* Begin *
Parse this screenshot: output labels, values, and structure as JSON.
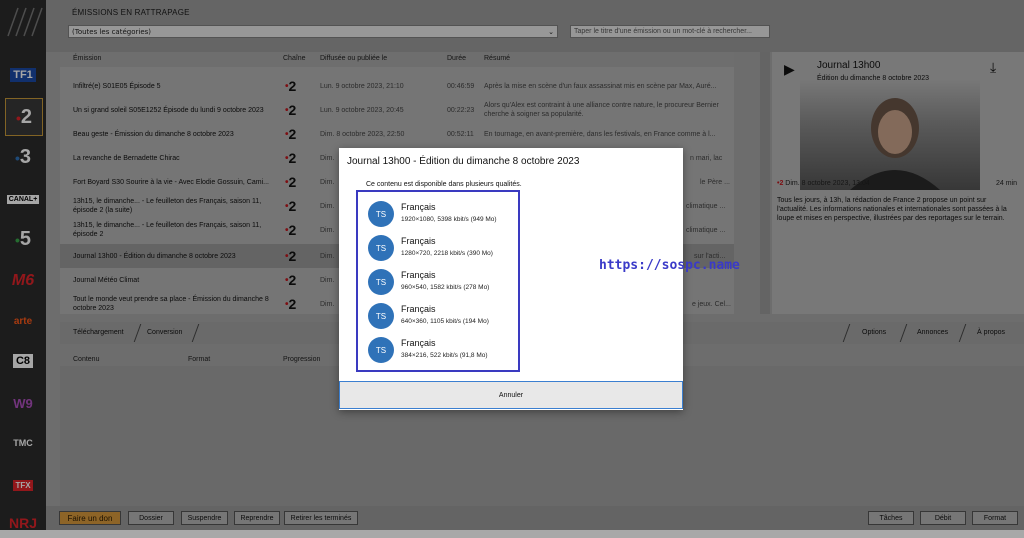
{
  "header": {
    "section_title": "ÉMISSIONS EN RATTRAPAGE",
    "category_select": "(Toutes les catégories)",
    "search_placeholder": "Taper le titre d'une émission ou un mot-clé à rechercher..."
  },
  "channels": [
    "TF1",
    "2",
    "3",
    "CANAL+",
    "5",
    "M6",
    "arte",
    "C8",
    "W9",
    "TMC",
    "TFX",
    "NRJ"
  ],
  "table": {
    "columns": [
      "Émission",
      "Chaîne",
      "Diffusée ou publiée le",
      "Durée",
      "Résumé"
    ],
    "rows": [
      {
        "title": "Infiltré(e) S01E05 Épisode 5",
        "date": "Lun. 9 octobre 2023, 21:10",
        "duration": "00:46:59",
        "summary": "Après la mise en scène d'un faux assassinat mis en scène par Max, Auré..."
      },
      {
        "title": "Un si grand soleil S05E1252 Épisode du lundi 9 octobre 2023",
        "date": "Lun. 9 octobre 2023, 20:45",
        "duration": "00:22:23",
        "summary": "Alors qu'Alex est contraint à une alliance contre nature, le procureur Bernier cherche à soigner sa popularité."
      },
      {
        "title": "Beau geste - Émission du dimanche 8 octobre 2023",
        "date": "Dim. 8 octobre 2023, 22:50",
        "duration": "00:52:11",
        "summary": "En tournage, en avant-première, dans les festivals, en France comme à l..."
      },
      {
        "title": "La revanche de Bernadette Chirac",
        "date": "Dim.",
        "duration": "",
        "summary": "n mari, lac"
      },
      {
        "title": "Fort Boyard S30 Sourire à la vie - Avec Elodie Gossuin, Cami...",
        "date": "Dim.",
        "duration": "",
        "summary": "le Père ..."
      },
      {
        "title": "13h15, le dimanche... - Le feuilleton des Français, saison 11, épisode 2 (la suite)",
        "date": "Dim.",
        "duration": "",
        "summary": "climatique ..."
      },
      {
        "title": "13h15, le dimanche... - Le feuilleton des Français, saison 11, épisode 2",
        "date": "Dim.",
        "duration": "",
        "summary": "climatique ..."
      },
      {
        "title": "Journal 13h00 - Édition du dimanche 8 octobre 2023",
        "date": "Dim.",
        "duration": "",
        "summary": "sur l'acti..."
      },
      {
        "title": "Journal Météo Climat",
        "date": "Dim.",
        "duration": "",
        "summary": ""
      },
      {
        "title": "Tout le monde veut prendre sa place - Émission du dimanche 8 octobre 2023",
        "date": "Dim.",
        "duration": "",
        "summary": "e jeux. Cel..."
      }
    ]
  },
  "preview": {
    "title": "Journal 13h00",
    "subtitle": "Édition du dimanche 8 octobre 2023",
    "meta": "Dim. 8 octobre 2023, 13:04",
    "duration": "24 min",
    "description": "Tous les jours, à 13h, la rédaction de France 2 propose un point sur l'actualité. Les informations nationales et internationales sont passées à la loupe et mises en perspective, illustrées par des reportages sur le terrain."
  },
  "tabs": {
    "left": [
      "Téléchargement",
      "Conversion"
    ],
    "right": [
      "Options",
      "Annonces",
      "À propos"
    ]
  },
  "download_columns": [
    "Contenu",
    "Format",
    "Progression"
  ],
  "bottom_buttons": {
    "donate": "Faire un don",
    "left": [
      "Dossier",
      "Suspendre",
      "Reprendre",
      "Retirer les terminés"
    ],
    "right": [
      "Tâches",
      "Débit",
      "Format"
    ]
  },
  "modal": {
    "title": "Journal 13h00 - Édition du dimanche 8 octobre 2023",
    "message": "Ce contenu est disponible dans plusieurs qualités.",
    "qualities": [
      {
        "badge": "TS",
        "language": "Français",
        "details": "1920×1080, 5398 kbit/s (949 Mo)"
      },
      {
        "badge": "TS",
        "language": "Français",
        "details": "1280×720, 2218 kbit/s (390 Mo)"
      },
      {
        "badge": "TS",
        "language": "Français",
        "details": "960×540, 1582 kbit/s (278 Mo)"
      },
      {
        "badge": "TS",
        "language": "Français",
        "details": "640×360, 1105 kbit/s (194 Mo)"
      },
      {
        "badge": "TS",
        "language": "Français",
        "details": "384×216, 522 kbit/s (91,8 Mo)"
      }
    ],
    "cancel_label": "Annuler"
  },
  "watermark": "https://sospc.name",
  "colors": {
    "accent_blue": "#2f72b8",
    "highlight_border": "#3a3ac0",
    "donate": "#d99a3c",
    "france2_red": "#c0181e"
  }
}
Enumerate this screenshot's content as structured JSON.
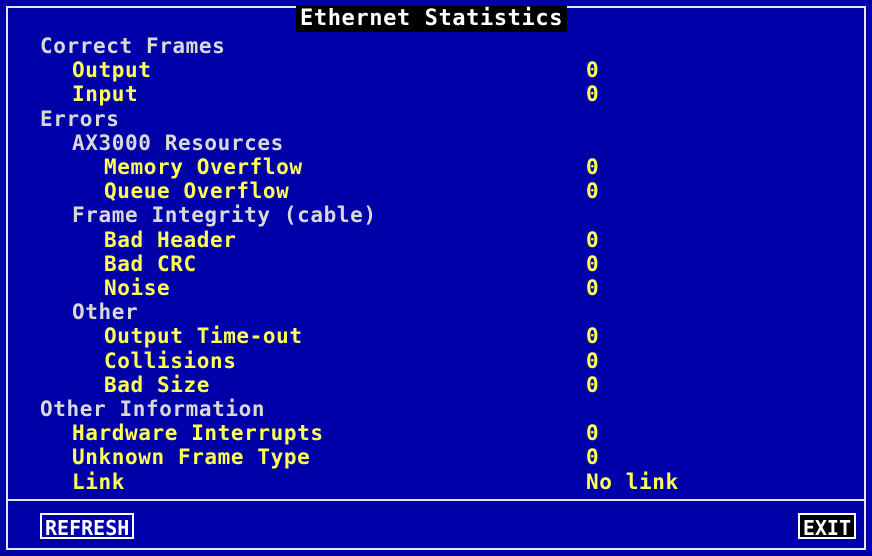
* End *
Instruction
Return every line of the records exactly as given, pictures excluded.

Problem solution
Parse this screenshot: output labels, values, and structure as JSON.
{
  "header": {
    "section_title": "ÉMISSIONS EN RATTRAPAGE",
    "category_select": "(Toutes les catégories)",
    "search_placeholder": "Taper le titre d'une émission ou un mot-clé à rechercher..."
  },
  "channels": [
    "TF1",
    "2",
    "3",
    "CANAL+",
    "5",
    "M6",
    "arte",
    "C8",
    "W9",
    "TMC",
    "TFX",
    "NRJ"
  ],
  "table": {
    "columns": [
      "Émission",
      "Chaîne",
      "Diffusée ou publiée le",
      "Durée",
      "Résumé"
    ],
    "rows": [
      {
        "title": "Infiltré(e) S01E05 Épisode 5",
        "date": "Lun. 9 octobre 2023, 21:10",
        "duration": "00:46:59",
        "summary": "Après la mise en scène d'un faux assassinat mis en scène par Max, Auré..."
      },
      {
        "title": "Un si grand soleil S05E1252 Épisode du lundi 9 octobre 2023",
        "date": "Lun. 9 octobre 2023, 20:45",
        "duration": "00:22:23",
        "summary": "Alors qu'Alex est contraint à une alliance contre nature, le procureur Bernier cherche à soigner sa popularité."
      },
      {
        "title": "Beau geste - Émission du dimanche 8 octobre 2023",
        "date": "Dim. 8 octobre 2023, 22:50",
        "duration": "00:52:11",
        "summary": "En tournage, en avant-première, dans les festivals, en France comme à l..."
      },
      {
        "title": "La revanche de Bernadette Chirac",
        "date": "Dim.",
        "duration": "",
        "summary": "n mari, lac"
      },
      {
        "title": "Fort Boyard S30 Sourire à la vie - Avec Elodie Gossuin, Cami...",
        "date": "Dim.",
        "duration": "",
        "summary": "le Père ..."
      },
      {
        "title": "13h15, le dimanche... - Le feuilleton des Français, saison 11, épisode 2 (la suite)",
        "date": "Dim.",
        "duration": "",
        "summary": "climatique ..."
      },
      {
        "title": "13h15, le dimanche... - Le feuilleton des Français, saison 11, épisode 2",
        "date": "Dim.",
        "duration": "",
        "summary": "climatique ..."
      },
      {
        "title": "Journal 13h00 - Édition du dimanche 8 octobre 2023",
        "date": "Dim.",
        "duration": "",
        "summary": "sur l'acti..."
      },
      {
        "title": "Journal Météo Climat",
        "date": "Dim.",
        "duration": "",
        "summary": ""
      },
      {
        "title": "Tout le monde veut prendre sa place - Émission du dimanche 8 octobre 2023",
        "date": "Dim.",
        "duration": "",
        "summary": "e jeux. Cel..."
      }
    ]
  },
  "preview": {
    "title": "Journal 13h00",
    "subtitle": "Édition du dimanche 8 octobre 2023",
    "meta": "Dim. 8 octobre 2023, 13:04",
    "duration": "24 min",
    "description": "Tous les jours, à 13h, la rédaction de France 2 propose un point sur l'actualité. Les informations nationales et internationales sont passées à la loupe et mises en perspective, illustrées par des reportages sur le terrain."
  },
  "tabs": {
    "left": [
      "Téléchargement",
      "Conversion"
    ],
    "right": [
      "Options",
      "Annonces",
      "À propos"
    ]
  },
  "download_columns": [
    "Contenu",
    "Format",
    "Progression"
  ],
  "bottom_buttons": {
    "donate": "Faire un don",
    "left": [
      "Dossier",
      "Suspendre",
      "Reprendre",
      "Retirer les terminés"
    ],
    "right": [
      "Tâches",
      "Débit",
      "Format"
    ]
  },
  "modal": {
    "title": "Journal 13h00 - Édition du dimanche 8 octobre 2023",
    "message": "Ce contenu est disponible dans plusieurs qualités.",
    "qualities": [
      {
        "badge": "TS",
        "language": "Français",
        "details": "1920×1080, 5398 kbit/s (949 Mo)"
      },
      {
        "badge": "TS",
        "language": "Français",
        "details": "1280×720, 2218 kbit/s (390 Mo)"
      },
      {
        "badge": "TS",
        "language": "Français",
        "details": "960×540, 1582 kbit/s (278 Mo)"
      },
      {
        "badge": "TS",
        "language": "Français",
        "details": "640×360, 1105 kbit/s (194 Mo)"
      },
      {
        "badge": "TS",
        "language": "Français",
        "details": "384×216, 522 kbit/s (91,8 Mo)"
      }
    ],
    "cancel_label": "Annuler"
  },
  "watermark": "https://sospc.name",
  "colors": {
    "accent_blue": "#2f72b8",
    "highlight_border": "#3a3ac0",
    "donate": "#d99a3c",
    "france2_red": "#c0181e"
  }
}
Enumerate this screenshot's content as structured JSON.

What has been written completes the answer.